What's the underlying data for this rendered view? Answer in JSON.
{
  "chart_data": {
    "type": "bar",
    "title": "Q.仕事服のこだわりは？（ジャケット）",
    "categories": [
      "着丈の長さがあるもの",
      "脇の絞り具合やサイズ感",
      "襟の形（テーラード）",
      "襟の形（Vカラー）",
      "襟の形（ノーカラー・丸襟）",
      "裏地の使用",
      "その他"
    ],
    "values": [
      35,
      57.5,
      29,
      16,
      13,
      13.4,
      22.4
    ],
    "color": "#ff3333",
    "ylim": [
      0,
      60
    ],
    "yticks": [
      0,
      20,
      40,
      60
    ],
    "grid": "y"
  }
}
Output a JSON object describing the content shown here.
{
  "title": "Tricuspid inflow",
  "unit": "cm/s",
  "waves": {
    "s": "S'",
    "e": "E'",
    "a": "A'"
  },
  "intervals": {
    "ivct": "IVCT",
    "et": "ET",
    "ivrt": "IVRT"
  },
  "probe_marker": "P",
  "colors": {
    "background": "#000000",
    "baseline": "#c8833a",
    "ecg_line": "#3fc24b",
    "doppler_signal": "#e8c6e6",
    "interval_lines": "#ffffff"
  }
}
==
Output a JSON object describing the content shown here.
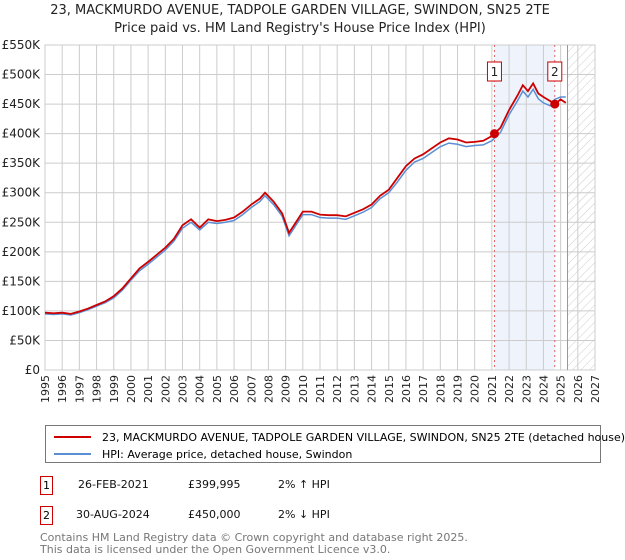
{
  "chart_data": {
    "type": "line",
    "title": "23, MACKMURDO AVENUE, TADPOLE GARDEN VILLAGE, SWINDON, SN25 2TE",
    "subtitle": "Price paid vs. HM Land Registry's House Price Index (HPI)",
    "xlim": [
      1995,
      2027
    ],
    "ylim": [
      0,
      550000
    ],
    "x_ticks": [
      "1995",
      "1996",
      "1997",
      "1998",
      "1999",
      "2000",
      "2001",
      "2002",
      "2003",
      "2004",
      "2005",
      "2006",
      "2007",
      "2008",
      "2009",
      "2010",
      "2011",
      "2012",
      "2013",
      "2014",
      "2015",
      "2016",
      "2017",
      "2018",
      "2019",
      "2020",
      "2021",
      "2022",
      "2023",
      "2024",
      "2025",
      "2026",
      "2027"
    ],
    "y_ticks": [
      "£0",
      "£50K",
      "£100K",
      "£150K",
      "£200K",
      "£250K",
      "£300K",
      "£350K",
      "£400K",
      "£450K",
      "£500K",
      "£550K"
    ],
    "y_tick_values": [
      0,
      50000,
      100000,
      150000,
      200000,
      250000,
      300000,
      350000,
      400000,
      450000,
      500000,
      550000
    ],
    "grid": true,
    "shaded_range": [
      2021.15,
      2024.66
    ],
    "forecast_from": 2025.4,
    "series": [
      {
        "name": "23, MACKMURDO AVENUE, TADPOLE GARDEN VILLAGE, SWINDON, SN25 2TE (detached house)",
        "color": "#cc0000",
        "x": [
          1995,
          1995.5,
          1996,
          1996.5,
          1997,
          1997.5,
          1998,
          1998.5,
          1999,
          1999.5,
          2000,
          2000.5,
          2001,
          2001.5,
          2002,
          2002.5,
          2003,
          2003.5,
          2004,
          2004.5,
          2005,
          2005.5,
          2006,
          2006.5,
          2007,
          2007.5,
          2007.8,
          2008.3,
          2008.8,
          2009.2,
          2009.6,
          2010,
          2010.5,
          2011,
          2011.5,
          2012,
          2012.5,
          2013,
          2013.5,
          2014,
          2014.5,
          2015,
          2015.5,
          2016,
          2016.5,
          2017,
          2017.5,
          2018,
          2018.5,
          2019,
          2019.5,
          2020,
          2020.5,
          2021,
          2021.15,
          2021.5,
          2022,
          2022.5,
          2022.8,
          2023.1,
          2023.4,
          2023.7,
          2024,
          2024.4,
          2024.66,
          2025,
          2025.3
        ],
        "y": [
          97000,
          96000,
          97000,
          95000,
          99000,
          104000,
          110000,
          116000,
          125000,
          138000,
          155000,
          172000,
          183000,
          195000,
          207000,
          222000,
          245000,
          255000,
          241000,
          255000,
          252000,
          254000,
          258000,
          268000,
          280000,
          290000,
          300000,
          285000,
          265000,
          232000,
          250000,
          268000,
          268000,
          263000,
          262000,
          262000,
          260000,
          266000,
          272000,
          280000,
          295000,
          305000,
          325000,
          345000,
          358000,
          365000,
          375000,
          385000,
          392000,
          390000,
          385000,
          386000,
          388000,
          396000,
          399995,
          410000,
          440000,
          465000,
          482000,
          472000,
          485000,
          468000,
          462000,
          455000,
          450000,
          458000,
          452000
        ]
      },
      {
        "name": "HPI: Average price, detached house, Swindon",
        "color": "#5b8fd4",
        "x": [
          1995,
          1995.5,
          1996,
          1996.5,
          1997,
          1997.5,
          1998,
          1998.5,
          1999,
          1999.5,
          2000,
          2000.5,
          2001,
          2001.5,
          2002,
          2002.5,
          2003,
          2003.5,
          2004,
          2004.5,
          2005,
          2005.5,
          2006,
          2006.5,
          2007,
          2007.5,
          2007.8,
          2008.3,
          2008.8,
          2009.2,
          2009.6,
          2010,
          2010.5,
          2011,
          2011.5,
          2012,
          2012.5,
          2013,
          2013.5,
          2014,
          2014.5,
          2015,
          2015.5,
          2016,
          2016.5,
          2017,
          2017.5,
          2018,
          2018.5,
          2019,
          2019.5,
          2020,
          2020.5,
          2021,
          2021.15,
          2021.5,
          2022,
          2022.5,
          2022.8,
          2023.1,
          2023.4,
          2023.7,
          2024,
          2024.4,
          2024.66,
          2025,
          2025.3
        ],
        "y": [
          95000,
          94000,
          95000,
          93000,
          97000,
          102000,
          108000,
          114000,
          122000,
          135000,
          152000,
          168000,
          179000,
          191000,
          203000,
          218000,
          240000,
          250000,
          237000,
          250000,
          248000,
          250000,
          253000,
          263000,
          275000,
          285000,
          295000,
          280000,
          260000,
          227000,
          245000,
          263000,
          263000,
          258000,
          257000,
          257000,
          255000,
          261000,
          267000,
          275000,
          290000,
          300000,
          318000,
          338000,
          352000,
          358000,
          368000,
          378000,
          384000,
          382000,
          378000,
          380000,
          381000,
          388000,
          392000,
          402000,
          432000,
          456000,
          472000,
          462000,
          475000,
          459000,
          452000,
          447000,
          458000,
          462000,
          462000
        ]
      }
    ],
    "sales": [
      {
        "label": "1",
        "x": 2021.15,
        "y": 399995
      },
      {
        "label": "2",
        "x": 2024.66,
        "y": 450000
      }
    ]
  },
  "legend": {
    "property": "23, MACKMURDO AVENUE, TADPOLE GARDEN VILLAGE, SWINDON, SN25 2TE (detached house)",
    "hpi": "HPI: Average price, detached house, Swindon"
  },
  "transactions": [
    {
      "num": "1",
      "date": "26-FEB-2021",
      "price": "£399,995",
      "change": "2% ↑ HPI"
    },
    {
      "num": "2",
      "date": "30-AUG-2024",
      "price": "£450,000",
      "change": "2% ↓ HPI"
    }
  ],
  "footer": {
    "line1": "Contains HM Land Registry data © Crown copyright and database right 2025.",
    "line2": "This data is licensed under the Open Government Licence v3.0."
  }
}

■ WRITTEN PROBLEM
Look through the records and gather every line containing "Land".

■ FINAL RESULT
    "subtitle": "Price paid vs. HM Land Registry's House Price Index (HPI)",
    "line1": "Contains HM Land Registry data © Crown copyright and database right 2025.",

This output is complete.